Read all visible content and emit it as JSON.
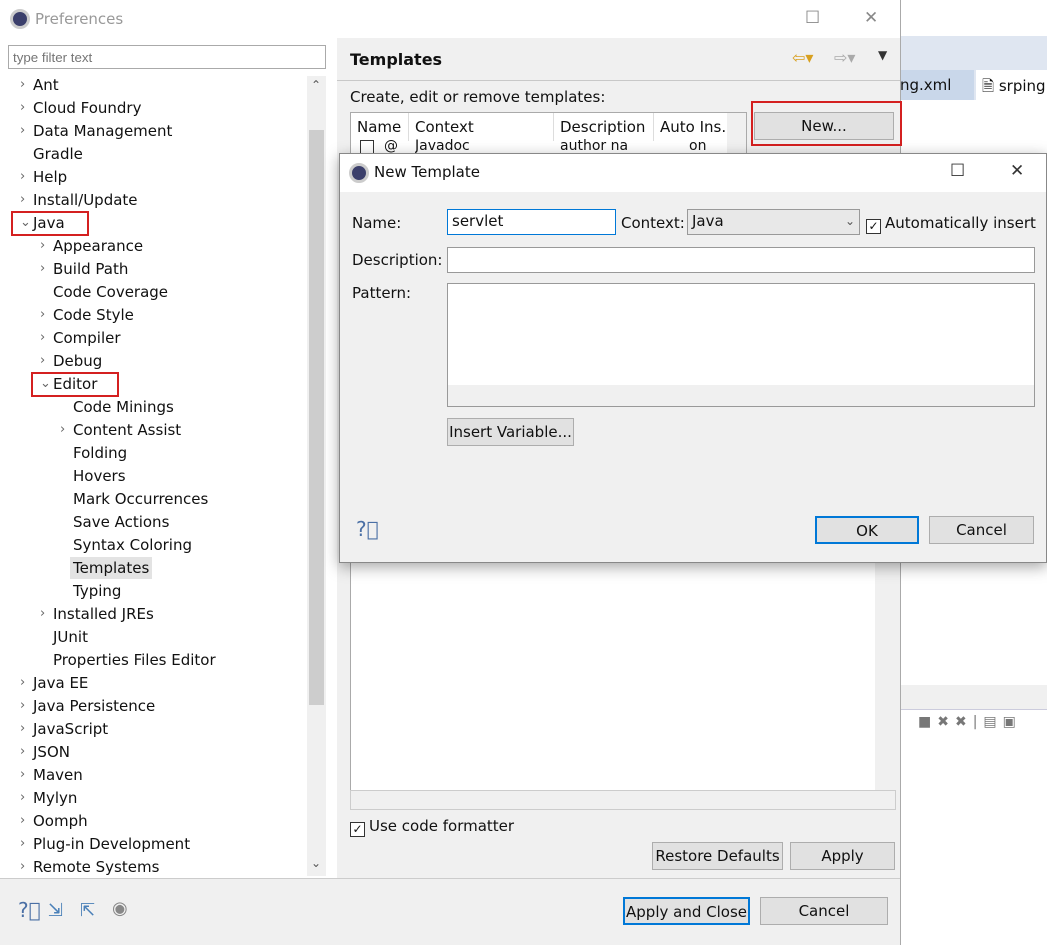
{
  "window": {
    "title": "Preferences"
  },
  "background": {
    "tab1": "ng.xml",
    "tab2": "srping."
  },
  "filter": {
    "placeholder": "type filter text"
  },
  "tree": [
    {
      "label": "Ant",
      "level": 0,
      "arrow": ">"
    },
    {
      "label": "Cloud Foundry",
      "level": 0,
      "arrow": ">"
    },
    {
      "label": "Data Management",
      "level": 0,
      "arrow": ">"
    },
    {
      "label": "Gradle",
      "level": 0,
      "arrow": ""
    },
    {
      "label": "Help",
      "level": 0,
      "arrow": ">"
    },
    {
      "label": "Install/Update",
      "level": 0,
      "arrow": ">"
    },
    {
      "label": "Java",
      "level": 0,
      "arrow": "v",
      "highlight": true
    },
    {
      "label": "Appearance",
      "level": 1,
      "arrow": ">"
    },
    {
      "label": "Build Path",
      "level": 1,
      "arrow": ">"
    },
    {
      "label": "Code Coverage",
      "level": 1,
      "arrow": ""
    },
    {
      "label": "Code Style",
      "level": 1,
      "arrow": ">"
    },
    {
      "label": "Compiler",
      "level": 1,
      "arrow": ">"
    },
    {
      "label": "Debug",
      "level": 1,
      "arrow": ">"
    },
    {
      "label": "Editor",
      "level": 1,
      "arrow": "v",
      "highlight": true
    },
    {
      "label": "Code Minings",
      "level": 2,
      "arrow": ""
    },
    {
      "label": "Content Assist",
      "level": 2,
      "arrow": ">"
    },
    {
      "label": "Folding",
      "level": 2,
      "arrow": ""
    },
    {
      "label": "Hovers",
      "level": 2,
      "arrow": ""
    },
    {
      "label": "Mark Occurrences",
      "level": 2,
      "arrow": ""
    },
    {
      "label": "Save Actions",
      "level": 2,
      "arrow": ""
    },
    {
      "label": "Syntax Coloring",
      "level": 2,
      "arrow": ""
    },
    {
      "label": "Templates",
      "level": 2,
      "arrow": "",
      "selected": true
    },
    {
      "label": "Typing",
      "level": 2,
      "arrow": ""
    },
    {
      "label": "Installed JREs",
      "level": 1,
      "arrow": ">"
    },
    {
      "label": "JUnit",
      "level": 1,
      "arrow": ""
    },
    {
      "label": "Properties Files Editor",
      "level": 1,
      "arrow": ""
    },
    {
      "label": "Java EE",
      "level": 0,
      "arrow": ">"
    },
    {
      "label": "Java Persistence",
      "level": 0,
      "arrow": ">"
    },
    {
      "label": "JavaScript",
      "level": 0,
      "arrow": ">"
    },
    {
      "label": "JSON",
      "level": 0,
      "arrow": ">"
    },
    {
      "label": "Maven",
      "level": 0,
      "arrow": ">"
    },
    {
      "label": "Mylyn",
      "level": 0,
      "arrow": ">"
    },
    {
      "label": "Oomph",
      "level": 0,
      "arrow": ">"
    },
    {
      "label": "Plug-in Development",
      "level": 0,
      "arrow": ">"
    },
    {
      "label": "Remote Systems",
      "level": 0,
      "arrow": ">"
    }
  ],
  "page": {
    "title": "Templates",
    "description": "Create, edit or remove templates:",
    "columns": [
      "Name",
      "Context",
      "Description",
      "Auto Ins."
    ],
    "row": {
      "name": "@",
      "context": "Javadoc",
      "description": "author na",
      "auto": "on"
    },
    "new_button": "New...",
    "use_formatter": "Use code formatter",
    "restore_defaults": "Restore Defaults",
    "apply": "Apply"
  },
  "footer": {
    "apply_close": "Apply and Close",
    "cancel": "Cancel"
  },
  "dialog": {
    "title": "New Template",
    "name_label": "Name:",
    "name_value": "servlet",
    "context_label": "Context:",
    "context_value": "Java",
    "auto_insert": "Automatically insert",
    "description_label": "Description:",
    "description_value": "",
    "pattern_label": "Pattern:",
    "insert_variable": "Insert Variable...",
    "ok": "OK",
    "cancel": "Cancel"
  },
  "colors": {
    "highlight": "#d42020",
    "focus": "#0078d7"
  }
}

**********

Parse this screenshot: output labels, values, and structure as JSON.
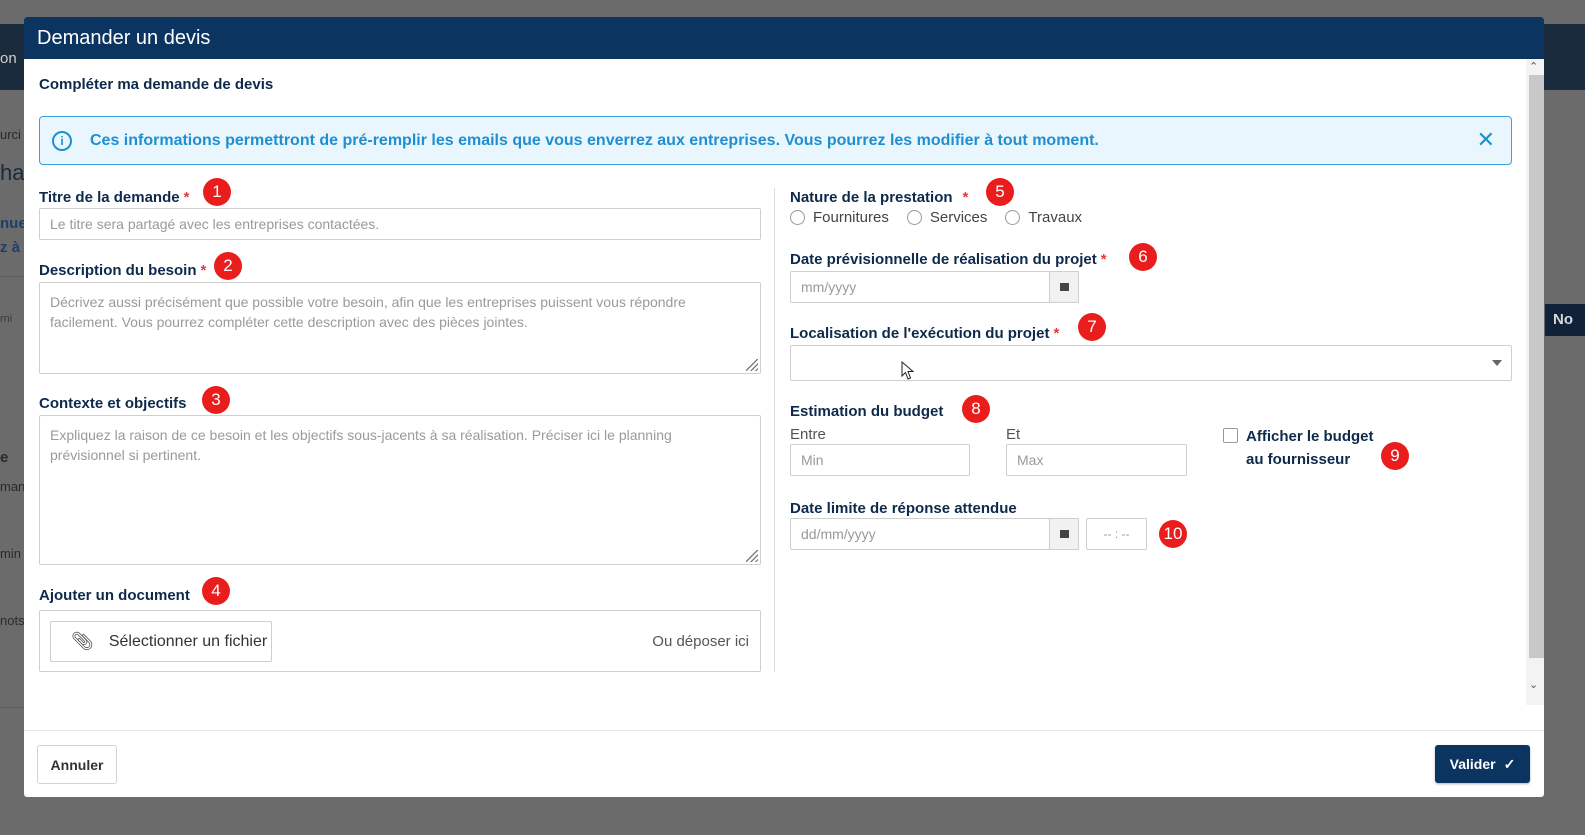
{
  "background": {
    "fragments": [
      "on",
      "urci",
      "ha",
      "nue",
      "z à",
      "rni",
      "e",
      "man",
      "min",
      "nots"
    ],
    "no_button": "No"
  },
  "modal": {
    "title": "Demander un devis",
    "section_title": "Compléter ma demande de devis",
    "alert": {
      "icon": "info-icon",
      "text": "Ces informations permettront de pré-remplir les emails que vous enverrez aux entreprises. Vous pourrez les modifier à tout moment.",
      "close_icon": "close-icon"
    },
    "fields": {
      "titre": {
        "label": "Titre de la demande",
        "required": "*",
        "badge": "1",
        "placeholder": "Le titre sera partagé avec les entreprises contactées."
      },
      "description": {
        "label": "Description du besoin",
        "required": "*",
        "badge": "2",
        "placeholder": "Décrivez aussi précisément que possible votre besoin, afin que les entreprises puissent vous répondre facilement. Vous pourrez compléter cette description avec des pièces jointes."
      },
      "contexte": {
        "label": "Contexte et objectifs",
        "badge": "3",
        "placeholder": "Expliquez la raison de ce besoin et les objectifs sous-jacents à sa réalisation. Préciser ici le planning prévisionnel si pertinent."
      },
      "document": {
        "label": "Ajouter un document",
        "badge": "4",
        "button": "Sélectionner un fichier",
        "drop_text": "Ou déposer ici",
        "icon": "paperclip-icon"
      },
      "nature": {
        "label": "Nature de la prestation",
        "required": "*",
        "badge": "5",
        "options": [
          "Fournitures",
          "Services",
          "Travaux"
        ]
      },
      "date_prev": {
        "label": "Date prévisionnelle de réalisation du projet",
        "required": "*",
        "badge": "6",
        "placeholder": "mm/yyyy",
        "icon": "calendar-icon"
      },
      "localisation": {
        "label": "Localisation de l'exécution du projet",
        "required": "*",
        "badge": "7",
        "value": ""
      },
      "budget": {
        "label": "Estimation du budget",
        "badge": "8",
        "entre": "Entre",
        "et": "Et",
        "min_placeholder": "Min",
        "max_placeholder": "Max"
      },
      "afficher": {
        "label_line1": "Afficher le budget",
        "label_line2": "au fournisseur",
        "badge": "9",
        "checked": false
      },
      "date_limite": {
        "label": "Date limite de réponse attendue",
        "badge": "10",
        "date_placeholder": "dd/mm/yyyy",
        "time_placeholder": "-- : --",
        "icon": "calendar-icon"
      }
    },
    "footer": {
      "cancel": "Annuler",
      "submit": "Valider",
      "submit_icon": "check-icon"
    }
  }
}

**********

:: THE REQUEST ::
Gather all lines from the records above in which "objectifs" appears.

:: TASK RESULT ::
        "label": "Contexte et objectifs",
        "placeholder": "Expliquez la raison de ce besoin et les objectifs sous-jacents à sa réalisation. Préciser ici le planning prévisionnel si pertinent."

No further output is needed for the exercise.